- **Task to complete**
Report all lines holding "into".

[begin Input for this task]

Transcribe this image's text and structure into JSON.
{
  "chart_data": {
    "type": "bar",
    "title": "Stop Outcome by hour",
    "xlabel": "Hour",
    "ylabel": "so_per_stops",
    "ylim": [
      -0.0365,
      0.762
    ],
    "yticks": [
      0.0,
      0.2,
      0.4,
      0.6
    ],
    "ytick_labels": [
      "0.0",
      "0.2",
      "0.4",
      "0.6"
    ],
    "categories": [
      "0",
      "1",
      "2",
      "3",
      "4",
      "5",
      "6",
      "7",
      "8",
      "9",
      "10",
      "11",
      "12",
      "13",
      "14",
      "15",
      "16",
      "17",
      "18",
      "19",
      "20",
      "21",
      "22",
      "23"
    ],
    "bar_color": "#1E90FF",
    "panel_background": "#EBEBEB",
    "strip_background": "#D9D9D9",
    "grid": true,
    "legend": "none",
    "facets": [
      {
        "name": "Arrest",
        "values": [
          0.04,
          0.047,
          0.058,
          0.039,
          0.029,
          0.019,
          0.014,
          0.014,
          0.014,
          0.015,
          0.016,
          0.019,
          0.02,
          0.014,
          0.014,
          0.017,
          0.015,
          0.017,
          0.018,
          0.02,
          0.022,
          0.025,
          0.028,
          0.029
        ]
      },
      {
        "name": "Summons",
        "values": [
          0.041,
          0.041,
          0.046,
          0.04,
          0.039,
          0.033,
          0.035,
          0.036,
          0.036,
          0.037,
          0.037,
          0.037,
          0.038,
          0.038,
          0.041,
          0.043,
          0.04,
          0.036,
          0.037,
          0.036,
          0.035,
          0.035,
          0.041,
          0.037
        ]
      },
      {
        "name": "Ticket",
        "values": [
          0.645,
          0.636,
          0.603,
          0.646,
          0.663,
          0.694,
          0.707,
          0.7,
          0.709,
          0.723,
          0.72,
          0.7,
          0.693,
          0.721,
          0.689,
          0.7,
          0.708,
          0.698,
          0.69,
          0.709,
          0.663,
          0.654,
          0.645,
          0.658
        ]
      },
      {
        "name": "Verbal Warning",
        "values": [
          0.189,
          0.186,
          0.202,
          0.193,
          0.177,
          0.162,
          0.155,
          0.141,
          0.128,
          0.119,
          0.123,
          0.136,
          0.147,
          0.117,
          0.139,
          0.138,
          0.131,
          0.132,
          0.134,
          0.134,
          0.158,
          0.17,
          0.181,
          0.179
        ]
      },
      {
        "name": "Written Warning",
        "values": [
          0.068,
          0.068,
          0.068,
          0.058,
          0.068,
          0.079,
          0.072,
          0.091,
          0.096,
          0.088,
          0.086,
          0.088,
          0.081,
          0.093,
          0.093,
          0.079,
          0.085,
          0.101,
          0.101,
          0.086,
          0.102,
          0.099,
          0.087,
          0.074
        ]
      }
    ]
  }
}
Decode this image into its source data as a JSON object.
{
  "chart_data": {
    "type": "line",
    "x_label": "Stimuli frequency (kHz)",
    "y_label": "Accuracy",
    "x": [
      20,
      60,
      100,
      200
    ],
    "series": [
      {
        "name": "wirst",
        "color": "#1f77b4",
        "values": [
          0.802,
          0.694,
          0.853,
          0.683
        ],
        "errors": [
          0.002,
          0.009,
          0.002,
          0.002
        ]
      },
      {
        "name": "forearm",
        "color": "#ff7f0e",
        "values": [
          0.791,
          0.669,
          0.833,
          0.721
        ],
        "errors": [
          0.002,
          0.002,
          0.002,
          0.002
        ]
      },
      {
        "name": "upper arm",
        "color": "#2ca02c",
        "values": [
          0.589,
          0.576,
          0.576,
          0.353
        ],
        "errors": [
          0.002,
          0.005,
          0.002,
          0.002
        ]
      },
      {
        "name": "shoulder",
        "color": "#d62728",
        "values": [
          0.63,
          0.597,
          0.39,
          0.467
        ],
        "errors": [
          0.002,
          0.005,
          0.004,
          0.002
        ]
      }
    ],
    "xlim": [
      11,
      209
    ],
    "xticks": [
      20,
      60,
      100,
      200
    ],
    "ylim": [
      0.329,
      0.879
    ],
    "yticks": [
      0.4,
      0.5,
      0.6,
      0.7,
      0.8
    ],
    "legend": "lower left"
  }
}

[end Input for this task]

- **Correct answer**
Transcribe this image's text and structure into JSON.
Decode this image into its source data as a JSON object.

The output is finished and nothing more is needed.